Goal:
Filter the entries that follow, copying every line in which the word "Arabesken" appears.

Data for this task:
>> begin
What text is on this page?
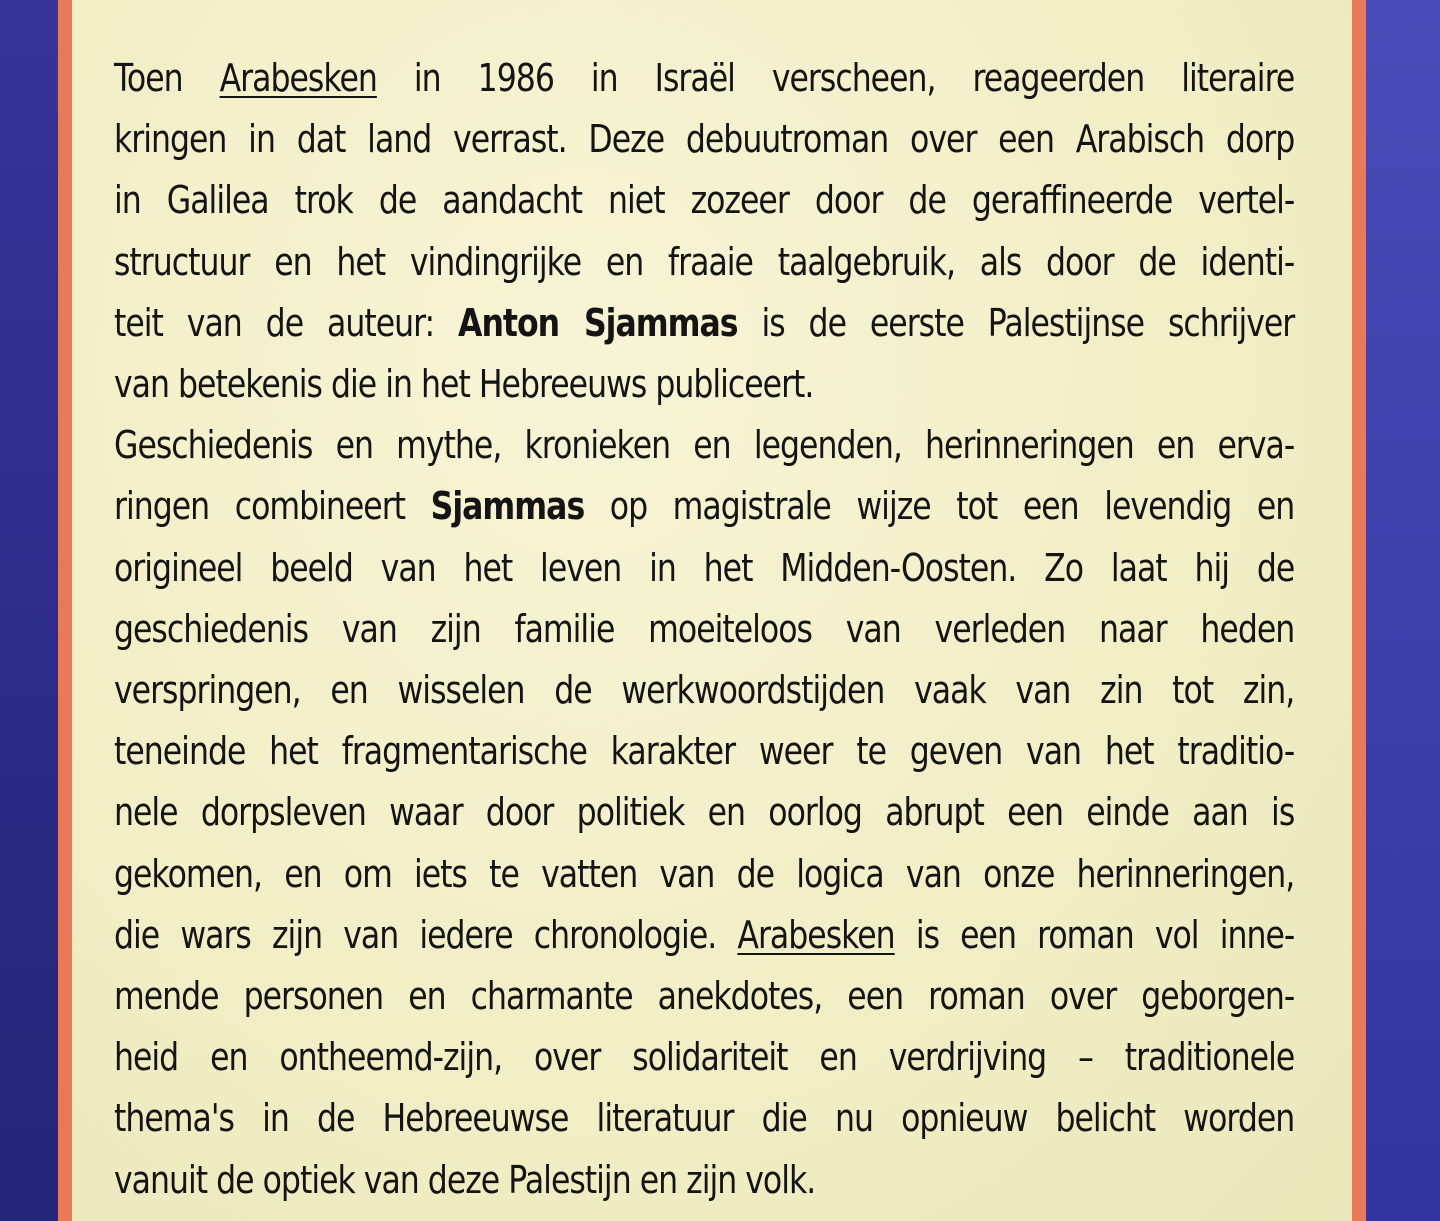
Toen Arabesken in 1986 in Israël verscheen, reageerden literaire
kringen in dat land verrast. Deze debuutroman over een Arabisch dorp
in Galilea trok de aandacht niet zozeer door de geraffineerde vertel-
structuur en het vindingrijke en fraaie taalgebruik, als door de identi-
teit van de auteur: Anton Sjammas is de eerste Palestijnse schrijver
van betekenis die in het Hebreeuws publiceert.
Geschiedenis en mythe, kronieken en legenden, herinneringen en erva-
ringen combineert Sjammas op magistrale wijze tot een levendig en
origineel beeld van het leven in het Midden-Oosten. Zo laat hij de
geschiedenis van zijn familie moeiteloos van verleden naar heden
verspringen, en wisselen de werkwoordstijden vaak van zin tot zin,
teneinde het fragmentarische karakter weer te geven van het traditio-
nele dorpsleven waar door politiek en oorlog abrupt een einde aan is
gekomen, en om iets te vatten van de logica van onze herinneringen,
die wars zijn van iedere chronologie. Arabesken is een roman vol inne-
mende personen en charmante anekdotes, een roman over geborgen-
heid en ontheemd-zijn, over solidariteit en verdrijving – traditionele
thema's in de Hebreeuwse literatuur die nu opnieuw belicht worden
vanuit de optiek van deze Palestijn en zijn volk.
>> end
Written answer:
Toen Arabesken in 1986 in Israël verscheen, reageerden literaire
die wars zijn van iedere chronologie. Arabesken is een roman vol inne-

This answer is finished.